:: PROBLEM ::
Copy each line of the records that contains the word "Eoff".

....................

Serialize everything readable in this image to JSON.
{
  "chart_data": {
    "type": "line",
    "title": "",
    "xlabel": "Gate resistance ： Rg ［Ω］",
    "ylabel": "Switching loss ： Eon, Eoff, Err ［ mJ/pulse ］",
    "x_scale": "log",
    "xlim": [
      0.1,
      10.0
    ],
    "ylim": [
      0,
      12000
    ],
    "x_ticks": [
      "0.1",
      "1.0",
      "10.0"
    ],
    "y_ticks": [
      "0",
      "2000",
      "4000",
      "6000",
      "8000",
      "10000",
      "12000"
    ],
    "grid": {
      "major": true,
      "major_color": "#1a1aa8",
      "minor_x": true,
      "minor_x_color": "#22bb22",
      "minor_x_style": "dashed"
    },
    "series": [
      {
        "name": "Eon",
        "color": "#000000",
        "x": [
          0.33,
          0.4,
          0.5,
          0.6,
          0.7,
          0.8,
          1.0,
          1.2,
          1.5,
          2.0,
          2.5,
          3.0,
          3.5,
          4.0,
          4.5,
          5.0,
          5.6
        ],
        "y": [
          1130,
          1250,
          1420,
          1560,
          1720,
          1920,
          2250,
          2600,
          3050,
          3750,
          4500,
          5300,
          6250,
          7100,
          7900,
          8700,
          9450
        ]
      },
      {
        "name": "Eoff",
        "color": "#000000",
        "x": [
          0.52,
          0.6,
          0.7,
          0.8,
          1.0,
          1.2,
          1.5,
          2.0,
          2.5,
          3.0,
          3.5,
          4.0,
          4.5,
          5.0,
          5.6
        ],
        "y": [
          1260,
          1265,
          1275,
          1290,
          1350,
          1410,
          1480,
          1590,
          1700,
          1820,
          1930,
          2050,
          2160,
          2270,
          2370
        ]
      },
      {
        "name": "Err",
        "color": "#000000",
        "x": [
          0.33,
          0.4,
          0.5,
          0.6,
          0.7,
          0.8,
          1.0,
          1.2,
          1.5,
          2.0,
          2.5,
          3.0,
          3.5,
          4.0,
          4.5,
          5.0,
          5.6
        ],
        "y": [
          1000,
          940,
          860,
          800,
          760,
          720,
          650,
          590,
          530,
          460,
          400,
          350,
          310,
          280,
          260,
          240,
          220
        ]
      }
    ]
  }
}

....................

:: CORRECT OUTPUT ::
    "ylabel": "Switching loss ： Eon, Eoff, Err ［ mJ/pulse ］",
        "name": "Eoff",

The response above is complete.